** Begin DATA PROVIDED **

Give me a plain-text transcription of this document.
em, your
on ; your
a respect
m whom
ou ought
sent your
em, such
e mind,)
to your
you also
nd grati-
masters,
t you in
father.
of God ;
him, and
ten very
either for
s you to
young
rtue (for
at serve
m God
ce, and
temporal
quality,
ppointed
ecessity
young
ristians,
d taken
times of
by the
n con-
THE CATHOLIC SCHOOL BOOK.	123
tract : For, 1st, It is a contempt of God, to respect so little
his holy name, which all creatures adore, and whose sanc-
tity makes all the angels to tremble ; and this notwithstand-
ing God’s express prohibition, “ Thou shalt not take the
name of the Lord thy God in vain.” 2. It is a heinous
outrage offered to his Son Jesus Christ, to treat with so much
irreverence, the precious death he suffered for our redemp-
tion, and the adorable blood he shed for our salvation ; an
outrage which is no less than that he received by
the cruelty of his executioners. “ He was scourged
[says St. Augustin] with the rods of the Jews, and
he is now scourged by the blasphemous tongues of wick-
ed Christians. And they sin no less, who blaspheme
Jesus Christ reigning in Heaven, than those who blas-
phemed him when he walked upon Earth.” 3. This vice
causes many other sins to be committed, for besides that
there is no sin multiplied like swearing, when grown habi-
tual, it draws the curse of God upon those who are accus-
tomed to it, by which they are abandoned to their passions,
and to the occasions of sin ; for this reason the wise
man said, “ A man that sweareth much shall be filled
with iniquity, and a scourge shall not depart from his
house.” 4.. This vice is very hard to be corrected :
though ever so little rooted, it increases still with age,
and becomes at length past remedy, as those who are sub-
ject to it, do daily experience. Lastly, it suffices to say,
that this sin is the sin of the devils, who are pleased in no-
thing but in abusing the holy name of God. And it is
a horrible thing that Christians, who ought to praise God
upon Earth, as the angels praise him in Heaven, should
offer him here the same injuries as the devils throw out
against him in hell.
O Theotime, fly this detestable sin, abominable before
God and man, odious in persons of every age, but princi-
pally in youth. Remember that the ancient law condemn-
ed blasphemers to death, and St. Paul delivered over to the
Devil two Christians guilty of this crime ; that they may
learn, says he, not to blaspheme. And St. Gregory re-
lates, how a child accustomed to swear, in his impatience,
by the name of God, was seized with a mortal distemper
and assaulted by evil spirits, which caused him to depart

** End DATA PROVIDED **

> _PROBLEM TO SOLVE_
Across the records, count the lines holding the string "much". Give the number and stop.

> _SOLUTION TO THIS PROBLEM_
2